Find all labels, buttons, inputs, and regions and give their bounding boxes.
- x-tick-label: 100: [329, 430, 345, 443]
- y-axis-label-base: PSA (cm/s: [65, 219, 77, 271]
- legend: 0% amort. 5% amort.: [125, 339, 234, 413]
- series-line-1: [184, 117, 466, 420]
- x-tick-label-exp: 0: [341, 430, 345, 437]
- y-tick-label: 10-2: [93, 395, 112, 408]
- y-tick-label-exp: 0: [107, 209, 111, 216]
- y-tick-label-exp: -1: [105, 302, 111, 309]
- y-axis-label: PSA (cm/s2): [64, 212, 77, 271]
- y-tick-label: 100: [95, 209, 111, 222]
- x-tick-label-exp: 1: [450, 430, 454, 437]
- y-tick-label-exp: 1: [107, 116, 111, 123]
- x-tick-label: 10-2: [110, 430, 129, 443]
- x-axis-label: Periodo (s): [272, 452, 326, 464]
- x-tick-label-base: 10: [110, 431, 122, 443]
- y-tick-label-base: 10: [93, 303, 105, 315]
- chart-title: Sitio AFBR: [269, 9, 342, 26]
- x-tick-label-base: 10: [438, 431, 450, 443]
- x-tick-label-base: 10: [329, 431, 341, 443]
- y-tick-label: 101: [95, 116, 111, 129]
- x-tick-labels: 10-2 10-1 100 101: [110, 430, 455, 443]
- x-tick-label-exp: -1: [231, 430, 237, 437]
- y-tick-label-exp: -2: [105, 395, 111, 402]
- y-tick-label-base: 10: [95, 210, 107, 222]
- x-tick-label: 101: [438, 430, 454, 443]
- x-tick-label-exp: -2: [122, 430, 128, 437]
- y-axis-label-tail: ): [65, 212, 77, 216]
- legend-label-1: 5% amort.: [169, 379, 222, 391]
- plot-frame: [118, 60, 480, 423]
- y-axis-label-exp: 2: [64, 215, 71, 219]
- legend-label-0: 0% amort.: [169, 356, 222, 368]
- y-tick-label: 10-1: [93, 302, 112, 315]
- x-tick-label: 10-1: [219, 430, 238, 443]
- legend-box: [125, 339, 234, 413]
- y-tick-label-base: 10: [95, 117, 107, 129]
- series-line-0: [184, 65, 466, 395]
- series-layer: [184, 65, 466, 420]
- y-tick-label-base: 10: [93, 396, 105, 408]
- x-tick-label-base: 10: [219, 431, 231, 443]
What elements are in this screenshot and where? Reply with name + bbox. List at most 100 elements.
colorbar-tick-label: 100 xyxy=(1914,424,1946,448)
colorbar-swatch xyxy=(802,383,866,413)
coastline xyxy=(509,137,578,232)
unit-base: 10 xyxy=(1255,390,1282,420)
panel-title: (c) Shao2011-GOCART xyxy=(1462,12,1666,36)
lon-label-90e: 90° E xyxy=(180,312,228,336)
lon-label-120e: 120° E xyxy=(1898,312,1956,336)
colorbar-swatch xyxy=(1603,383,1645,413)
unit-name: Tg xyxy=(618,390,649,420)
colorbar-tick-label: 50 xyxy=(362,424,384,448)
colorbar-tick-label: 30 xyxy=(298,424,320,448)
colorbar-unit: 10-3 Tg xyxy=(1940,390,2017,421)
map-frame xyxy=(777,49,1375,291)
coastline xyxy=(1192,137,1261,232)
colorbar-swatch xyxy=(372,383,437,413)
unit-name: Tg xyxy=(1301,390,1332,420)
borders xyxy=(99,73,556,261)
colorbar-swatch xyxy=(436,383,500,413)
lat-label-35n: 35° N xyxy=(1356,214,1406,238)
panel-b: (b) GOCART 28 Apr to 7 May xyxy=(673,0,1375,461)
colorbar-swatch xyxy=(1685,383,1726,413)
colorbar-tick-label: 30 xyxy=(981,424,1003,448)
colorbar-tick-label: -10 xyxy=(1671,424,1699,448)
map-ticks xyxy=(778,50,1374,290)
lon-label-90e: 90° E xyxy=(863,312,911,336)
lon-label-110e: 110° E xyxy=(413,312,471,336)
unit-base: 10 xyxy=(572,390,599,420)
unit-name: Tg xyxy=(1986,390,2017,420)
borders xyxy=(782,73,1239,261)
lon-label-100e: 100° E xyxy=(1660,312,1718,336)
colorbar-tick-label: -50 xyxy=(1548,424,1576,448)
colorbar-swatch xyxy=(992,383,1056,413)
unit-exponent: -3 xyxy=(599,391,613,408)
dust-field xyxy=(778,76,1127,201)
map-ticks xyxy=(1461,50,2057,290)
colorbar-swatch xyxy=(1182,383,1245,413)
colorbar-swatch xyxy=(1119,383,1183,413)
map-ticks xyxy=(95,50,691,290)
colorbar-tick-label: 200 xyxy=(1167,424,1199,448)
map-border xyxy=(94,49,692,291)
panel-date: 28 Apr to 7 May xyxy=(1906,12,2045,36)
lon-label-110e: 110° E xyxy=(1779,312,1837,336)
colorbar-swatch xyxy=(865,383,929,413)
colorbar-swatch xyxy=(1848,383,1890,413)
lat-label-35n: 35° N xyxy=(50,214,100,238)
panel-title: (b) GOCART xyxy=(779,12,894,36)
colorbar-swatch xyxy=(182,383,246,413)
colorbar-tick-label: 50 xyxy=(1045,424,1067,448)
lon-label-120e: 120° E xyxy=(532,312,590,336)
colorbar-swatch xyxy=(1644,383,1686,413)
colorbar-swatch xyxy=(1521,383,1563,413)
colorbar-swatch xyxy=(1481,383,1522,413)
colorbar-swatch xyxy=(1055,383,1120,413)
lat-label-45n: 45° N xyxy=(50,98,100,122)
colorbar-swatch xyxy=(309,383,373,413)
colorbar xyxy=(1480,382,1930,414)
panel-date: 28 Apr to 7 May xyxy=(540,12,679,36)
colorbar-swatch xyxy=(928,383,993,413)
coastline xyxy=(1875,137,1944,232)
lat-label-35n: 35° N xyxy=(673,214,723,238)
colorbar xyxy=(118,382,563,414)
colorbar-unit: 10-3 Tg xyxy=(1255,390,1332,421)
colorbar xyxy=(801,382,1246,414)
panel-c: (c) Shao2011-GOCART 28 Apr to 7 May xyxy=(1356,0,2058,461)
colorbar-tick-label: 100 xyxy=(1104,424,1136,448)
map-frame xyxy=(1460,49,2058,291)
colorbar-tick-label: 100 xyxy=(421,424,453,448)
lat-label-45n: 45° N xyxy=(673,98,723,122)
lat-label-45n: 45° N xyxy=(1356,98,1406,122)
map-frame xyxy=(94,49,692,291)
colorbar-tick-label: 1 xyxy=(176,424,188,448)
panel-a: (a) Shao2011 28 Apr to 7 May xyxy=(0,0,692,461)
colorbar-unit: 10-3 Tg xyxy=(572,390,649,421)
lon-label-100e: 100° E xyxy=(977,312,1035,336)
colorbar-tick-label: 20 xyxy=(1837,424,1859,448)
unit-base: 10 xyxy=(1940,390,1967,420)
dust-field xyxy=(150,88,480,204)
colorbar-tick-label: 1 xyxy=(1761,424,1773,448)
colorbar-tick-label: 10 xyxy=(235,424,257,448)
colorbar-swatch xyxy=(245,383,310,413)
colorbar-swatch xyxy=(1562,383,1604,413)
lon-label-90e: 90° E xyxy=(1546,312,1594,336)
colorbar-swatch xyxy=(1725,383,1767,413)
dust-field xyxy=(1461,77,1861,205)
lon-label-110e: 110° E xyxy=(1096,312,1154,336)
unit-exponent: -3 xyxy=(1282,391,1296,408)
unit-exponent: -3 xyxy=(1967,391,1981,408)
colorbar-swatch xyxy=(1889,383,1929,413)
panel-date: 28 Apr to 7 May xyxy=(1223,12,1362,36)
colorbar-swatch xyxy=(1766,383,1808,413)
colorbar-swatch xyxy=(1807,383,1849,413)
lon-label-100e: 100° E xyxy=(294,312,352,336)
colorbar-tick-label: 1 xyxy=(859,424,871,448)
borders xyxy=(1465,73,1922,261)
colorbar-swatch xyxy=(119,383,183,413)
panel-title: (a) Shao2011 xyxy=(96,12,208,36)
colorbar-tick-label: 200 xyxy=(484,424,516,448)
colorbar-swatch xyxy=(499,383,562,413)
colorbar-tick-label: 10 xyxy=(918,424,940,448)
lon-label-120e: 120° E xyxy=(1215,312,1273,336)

### Goal
Starting at the first line of the entries and going on through the line with "- y-axis-label-tail: ): [65, 212, 77, 216]", write those lines out again, swapping "Periodo" for "Period" and leaving everything else unchanged.

### Task output
Find all labels, buttons, inputs, and regions and give their bounding boxes.
- x-tick-label: 100: [329, 430, 345, 443]
- y-axis-label-base: PSA (cm/s: [65, 219, 77, 271]
- legend: 0% amort. 5% amort.: [125, 339, 234, 413]
- series-line-1: [184, 117, 466, 420]
- x-tick-label-exp: 0: [341, 430, 345, 437]
- y-tick-label: 10-2: [93, 395, 112, 408]
- y-tick-label-exp: 0: [107, 209, 111, 216]
- y-tick-label-exp: -1: [105, 302, 111, 309]
- y-axis-label: PSA (cm/s2): [64, 212, 77, 271]
- y-tick-label: 100: [95, 209, 111, 222]
- x-tick-label-exp: 1: [450, 430, 454, 437]
- y-tick-label-exp: 1: [107, 116, 111, 123]
- x-tick-label: 10-2: [110, 430, 129, 443]
- x-axis-label: Period (s): [272, 452, 326, 464]
- x-tick-label-base: 10: [110, 431, 122, 443]
- y-tick-label-base: 10: [93, 303, 105, 315]
- chart-title: Sitio AFBR: [269, 9, 342, 26]
- x-tick-label-base: 10: [438, 431, 450, 443]
- x-tick-label-base: 10: [329, 431, 341, 443]
- y-tick-label: 101: [95, 116, 111, 129]
- x-tick-labels: 10-2 10-1 100 101: [110, 430, 455, 443]
- x-tick-label-exp: -1: [231, 430, 237, 437]
- y-tick-label-exp: -2: [105, 395, 111, 402]
- y-tick-label-base: 10: [95, 210, 107, 222]
- x-tick-label: 101: [438, 430, 454, 443]
- x-tick-label-exp: -2: [122, 430, 128, 437]
- y-axis-label-tail: ): [65, 212, 77, 216]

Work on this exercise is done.